THE PROBLEM: Identify the lines that contain the word "울음으로" and copy each one.

MATERIAL FOR THE TASK:
------------------------

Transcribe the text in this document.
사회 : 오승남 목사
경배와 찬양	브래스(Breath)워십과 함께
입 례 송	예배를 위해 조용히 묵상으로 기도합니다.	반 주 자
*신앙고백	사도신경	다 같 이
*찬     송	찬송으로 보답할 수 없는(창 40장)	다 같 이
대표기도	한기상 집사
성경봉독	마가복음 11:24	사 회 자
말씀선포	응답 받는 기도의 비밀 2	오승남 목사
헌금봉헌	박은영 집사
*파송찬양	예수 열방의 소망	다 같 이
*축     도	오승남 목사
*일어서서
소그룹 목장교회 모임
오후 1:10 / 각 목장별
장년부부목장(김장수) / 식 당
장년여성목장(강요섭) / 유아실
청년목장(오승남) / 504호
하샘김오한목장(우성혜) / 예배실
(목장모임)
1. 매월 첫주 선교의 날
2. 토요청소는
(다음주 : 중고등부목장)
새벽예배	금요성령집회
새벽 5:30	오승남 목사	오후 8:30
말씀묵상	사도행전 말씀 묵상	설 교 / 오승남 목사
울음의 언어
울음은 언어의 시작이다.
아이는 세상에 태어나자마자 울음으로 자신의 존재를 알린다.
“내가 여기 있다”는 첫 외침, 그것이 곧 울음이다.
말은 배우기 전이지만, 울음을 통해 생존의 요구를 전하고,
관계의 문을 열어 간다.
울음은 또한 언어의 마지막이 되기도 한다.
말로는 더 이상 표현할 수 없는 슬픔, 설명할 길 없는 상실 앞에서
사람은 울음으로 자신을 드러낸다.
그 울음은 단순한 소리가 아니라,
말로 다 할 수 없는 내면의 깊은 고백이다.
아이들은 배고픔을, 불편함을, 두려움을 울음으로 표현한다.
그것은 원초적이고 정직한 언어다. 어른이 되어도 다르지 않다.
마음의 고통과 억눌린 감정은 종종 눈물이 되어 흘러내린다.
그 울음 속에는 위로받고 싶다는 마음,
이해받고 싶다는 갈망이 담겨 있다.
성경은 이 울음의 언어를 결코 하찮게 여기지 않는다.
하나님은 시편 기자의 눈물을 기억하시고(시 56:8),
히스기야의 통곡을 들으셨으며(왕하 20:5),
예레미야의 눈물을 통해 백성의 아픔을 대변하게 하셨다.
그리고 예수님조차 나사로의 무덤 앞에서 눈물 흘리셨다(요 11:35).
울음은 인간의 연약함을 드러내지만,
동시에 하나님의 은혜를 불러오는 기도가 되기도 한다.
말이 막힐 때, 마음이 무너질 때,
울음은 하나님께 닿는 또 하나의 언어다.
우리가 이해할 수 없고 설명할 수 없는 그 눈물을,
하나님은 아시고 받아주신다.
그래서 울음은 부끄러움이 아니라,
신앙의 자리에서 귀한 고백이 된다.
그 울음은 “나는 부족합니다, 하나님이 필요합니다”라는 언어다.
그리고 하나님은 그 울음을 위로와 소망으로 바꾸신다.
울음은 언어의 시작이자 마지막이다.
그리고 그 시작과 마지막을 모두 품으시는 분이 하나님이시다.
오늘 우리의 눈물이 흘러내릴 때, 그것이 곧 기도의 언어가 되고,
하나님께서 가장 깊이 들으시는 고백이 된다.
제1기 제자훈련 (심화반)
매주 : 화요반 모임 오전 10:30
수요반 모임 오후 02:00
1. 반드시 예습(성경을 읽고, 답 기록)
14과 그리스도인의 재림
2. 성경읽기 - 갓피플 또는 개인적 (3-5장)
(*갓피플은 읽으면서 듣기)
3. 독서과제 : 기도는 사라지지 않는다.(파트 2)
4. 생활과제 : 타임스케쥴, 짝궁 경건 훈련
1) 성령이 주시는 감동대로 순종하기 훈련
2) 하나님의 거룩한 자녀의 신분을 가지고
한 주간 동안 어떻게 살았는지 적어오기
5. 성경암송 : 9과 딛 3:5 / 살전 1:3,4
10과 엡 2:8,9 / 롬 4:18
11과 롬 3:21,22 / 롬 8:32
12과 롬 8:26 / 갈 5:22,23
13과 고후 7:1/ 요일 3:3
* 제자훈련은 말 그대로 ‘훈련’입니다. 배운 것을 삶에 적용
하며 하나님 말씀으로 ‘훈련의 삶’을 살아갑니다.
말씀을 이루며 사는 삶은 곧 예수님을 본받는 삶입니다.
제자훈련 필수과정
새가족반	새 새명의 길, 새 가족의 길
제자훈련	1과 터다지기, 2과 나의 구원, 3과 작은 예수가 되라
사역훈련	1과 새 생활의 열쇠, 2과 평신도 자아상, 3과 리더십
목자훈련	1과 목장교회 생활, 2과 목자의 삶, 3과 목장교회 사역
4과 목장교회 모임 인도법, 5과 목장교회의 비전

------------------------

THE RESPONSE:
아이는 세상에 태어나자마자 울음으로 자신의 존재를 알린다.
사람은 울음으로 자신을 드러낸다.
아이들은 배고픔을, 불편함을, 두려움을 울음으로 표현한다.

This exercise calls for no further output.